== TASK TO COMPLETE ==
Can you arrange the data below as a Markdown table with an "n" column for the row number and a "Line" column for the line itself? Cover everything from the start of the data through the line containing "candle-body: [888, 224, 894, 247]", both ends included, and leave out blank lines.

== DATASET RECORDS ==
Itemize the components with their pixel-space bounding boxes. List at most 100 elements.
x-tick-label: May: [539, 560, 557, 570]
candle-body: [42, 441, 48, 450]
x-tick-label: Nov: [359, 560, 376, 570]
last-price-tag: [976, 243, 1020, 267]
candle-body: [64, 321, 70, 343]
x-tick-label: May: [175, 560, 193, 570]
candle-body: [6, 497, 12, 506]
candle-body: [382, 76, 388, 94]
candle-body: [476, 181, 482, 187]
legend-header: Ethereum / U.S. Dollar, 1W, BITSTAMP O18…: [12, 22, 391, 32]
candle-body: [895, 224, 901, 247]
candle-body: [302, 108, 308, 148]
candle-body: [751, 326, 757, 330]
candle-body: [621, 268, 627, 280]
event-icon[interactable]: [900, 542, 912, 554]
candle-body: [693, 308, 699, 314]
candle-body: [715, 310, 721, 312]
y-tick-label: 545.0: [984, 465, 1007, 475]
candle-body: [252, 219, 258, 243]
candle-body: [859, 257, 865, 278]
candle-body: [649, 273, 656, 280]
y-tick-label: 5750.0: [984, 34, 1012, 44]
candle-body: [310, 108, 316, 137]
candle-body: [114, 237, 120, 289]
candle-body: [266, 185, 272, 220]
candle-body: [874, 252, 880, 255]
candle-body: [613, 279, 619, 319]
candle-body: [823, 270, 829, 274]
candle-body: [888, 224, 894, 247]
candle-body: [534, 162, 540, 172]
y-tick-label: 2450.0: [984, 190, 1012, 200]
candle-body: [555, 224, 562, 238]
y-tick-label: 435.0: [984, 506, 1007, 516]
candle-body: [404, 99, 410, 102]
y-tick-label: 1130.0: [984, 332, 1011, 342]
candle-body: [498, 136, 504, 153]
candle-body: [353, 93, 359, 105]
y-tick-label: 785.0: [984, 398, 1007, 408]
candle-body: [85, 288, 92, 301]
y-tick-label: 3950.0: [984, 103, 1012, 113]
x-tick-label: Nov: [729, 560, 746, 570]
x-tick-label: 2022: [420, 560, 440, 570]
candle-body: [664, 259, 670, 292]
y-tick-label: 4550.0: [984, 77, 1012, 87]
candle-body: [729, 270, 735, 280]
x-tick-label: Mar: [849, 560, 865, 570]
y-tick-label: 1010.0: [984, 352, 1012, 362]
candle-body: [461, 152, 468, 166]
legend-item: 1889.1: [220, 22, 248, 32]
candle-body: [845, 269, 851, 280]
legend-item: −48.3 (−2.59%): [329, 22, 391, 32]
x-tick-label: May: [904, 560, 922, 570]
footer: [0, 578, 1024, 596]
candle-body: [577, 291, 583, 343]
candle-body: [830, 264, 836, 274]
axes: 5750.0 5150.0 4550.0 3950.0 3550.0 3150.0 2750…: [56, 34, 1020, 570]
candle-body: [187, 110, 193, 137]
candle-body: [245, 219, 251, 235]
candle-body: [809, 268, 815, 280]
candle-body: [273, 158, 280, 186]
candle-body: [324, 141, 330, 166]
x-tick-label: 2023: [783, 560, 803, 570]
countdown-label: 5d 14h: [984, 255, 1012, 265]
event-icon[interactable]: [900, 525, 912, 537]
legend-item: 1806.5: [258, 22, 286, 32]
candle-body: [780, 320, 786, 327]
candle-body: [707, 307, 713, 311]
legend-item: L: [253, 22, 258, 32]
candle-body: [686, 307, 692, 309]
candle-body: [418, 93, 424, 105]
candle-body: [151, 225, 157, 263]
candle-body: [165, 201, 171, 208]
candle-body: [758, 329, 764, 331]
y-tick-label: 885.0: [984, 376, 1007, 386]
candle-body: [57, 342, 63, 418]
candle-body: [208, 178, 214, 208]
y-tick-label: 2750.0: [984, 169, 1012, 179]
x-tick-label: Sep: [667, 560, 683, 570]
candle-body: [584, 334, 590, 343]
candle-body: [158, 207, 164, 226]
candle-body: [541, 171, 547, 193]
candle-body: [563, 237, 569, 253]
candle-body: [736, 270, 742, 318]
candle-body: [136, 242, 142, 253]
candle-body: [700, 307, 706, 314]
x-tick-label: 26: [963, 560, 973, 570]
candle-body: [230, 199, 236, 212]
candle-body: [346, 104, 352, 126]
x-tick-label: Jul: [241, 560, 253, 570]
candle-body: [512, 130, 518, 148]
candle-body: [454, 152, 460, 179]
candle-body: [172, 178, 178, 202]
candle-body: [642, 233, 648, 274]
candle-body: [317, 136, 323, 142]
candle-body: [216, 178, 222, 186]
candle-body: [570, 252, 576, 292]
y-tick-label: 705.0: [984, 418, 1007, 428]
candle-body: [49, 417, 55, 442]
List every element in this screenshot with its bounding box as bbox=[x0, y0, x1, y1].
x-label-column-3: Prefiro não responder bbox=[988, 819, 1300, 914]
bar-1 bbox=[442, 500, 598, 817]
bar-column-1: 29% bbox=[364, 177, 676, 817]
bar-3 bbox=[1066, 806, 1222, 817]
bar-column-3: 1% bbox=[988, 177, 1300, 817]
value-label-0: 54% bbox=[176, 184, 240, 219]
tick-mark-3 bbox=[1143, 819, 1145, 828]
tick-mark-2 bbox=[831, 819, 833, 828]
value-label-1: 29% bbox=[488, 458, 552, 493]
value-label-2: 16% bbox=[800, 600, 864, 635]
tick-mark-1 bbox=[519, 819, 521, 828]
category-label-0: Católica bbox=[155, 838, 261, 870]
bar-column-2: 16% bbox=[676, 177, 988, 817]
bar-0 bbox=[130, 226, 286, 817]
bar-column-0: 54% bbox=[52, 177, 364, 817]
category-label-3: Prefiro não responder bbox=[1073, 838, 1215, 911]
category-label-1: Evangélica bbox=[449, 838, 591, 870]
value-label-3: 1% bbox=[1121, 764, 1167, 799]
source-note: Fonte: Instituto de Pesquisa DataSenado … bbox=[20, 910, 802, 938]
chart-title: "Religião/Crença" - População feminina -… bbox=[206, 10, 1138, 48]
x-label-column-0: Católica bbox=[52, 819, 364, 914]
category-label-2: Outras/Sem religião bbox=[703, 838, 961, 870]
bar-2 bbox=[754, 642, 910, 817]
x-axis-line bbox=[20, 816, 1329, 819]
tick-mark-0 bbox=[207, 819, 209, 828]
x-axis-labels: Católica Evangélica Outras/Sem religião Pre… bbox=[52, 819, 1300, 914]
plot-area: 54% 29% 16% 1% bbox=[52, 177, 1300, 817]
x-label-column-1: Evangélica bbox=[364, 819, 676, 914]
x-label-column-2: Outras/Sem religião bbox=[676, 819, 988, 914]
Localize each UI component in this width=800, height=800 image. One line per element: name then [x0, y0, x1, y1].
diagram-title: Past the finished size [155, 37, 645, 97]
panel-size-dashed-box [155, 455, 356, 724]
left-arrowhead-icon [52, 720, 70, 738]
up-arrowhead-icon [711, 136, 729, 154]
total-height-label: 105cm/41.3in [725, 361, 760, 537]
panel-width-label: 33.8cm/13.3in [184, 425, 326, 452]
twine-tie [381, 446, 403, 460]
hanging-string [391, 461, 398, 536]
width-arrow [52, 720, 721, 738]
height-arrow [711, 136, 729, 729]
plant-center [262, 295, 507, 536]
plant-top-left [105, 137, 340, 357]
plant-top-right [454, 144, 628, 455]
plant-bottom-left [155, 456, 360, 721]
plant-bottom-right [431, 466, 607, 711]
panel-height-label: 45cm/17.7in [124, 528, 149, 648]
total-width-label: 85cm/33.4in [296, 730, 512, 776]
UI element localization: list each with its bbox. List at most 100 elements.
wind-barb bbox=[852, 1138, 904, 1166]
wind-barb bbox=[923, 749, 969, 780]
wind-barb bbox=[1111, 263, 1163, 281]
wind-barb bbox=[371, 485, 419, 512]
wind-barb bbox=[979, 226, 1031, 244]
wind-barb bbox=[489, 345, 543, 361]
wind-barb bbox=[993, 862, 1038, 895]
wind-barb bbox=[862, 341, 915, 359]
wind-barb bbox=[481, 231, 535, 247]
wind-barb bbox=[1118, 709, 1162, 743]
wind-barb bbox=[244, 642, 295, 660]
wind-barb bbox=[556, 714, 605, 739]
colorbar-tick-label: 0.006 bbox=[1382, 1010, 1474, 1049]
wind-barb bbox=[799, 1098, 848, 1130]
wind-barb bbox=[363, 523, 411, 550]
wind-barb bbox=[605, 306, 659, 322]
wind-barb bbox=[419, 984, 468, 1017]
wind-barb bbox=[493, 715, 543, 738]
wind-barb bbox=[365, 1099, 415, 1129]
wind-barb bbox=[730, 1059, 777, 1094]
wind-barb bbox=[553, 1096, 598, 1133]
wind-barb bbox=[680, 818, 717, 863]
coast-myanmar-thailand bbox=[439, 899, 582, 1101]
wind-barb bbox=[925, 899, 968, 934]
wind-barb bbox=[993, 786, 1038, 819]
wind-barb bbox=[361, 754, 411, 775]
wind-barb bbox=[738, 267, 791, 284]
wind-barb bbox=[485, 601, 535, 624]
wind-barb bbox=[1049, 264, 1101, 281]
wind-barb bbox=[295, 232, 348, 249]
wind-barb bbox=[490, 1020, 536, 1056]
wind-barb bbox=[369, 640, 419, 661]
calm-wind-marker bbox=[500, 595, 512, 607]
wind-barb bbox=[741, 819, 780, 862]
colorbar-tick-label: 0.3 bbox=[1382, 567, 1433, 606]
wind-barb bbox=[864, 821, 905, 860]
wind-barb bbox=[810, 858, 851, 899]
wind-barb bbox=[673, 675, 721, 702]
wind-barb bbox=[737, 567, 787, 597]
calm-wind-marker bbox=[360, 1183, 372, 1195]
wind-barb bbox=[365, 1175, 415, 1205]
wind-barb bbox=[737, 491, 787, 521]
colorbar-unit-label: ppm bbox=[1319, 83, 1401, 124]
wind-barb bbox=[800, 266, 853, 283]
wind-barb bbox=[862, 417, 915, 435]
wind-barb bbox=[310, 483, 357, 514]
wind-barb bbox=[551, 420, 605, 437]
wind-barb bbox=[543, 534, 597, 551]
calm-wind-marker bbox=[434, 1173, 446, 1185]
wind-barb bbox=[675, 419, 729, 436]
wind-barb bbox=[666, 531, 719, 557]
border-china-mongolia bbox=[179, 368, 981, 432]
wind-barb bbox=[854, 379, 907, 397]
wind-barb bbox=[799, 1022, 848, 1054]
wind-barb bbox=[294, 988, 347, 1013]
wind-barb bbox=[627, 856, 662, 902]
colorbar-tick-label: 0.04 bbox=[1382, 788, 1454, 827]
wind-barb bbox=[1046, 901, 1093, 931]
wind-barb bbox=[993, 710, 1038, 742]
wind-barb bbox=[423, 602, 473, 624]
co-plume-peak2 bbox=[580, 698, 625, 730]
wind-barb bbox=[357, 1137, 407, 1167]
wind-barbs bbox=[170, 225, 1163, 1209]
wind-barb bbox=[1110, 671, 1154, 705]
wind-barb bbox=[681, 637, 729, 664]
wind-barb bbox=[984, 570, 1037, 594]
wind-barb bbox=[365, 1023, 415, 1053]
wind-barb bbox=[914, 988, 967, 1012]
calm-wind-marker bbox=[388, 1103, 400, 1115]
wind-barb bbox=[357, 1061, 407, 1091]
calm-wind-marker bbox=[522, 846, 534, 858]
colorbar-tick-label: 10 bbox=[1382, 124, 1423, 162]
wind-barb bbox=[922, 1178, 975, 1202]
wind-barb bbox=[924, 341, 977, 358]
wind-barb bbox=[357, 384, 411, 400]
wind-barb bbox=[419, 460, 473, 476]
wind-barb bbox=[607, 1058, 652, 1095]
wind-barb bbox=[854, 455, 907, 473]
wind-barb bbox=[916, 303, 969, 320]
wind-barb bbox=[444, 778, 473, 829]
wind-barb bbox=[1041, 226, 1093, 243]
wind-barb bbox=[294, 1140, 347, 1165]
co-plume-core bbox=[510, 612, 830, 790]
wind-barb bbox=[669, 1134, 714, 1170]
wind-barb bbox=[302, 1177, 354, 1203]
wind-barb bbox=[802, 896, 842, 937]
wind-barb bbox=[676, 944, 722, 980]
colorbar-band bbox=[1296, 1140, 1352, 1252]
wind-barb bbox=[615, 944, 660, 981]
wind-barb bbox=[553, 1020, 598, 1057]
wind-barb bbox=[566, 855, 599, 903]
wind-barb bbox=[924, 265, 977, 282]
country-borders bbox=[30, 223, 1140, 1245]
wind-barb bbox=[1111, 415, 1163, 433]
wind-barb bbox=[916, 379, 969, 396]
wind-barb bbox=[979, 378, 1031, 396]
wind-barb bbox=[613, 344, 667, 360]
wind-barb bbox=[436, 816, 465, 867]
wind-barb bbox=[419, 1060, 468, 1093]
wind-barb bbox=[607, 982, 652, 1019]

== RESULT FOR THIS EXERCISE ==
| n | Line |
|---|---|
| 1 | Itemize the components with their pixel-space bounding boxes. List at most 100 elements. |
| 2 | x-tick-label: May: [539, 560, 557, 570] |
| 3 | candle-body: [42, 441, 48, 450] |
| 4 | x-tick-label: Nov: [359, 560, 376, 570] |
| 5 | last-price-tag: [976, 243, 1020, 267] |
| 6 | candle-body: [64, 321, 70, 343] |
| 7 | x-tick-label: May: [175, 560, 193, 570] |
| 8 | candle-body: [6, 497, 12, 506] |
| 9 | candle-body: [382, 76, 388, 94] |
| 10 | candle-body: [476, 181, 482, 187] |
| 11 | legend-header: Ethereum / U.S. Dollar, 1W, BITSTAMP O18…: [12, 22, 391, 32] |
| 12 | candle-body: [895, 224, 901, 247] |
| 13 | candle-body: [302, 108, 308, 148] |
| 14 | candle-body: [751, 326, 757, 330] |
| 15 | candle-body: [621, 268, 627, 280] |
| 16 | event-icon[interactable]: [900, 542, 912, 554] |
| 17 | candle-body: [693, 308, 699, 314] |
| 18 | candle-body: [715, 310, 721, 312] |
| 19 | y-tick-label: 545.0: [984, 465, 1007, 475] |
| 20 | candle-body: [252, 219, 258, 243] |
| 21 | candle-body: [859, 257, 865, 278] |
| 22 | candle-body: [649, 273, 656, 280] |
| 23 | y-tick-label: 5750.0: [984, 34, 1012, 44] |
| 24 | candle-body: [310, 108, 316, 137] |
| 25 | candle-body: [114, 237, 120, 289] |
| 26 | candle-body: [266, 185, 272, 220] |
| 27 | candle-body: [874, 252, 880, 255] |
| 28 | candle-body: [613, 279, 619, 319] |
| 29 | candle-body: [823, 270, 829, 274] |
| 30 | candle-body: [888, 224, 894, 247] |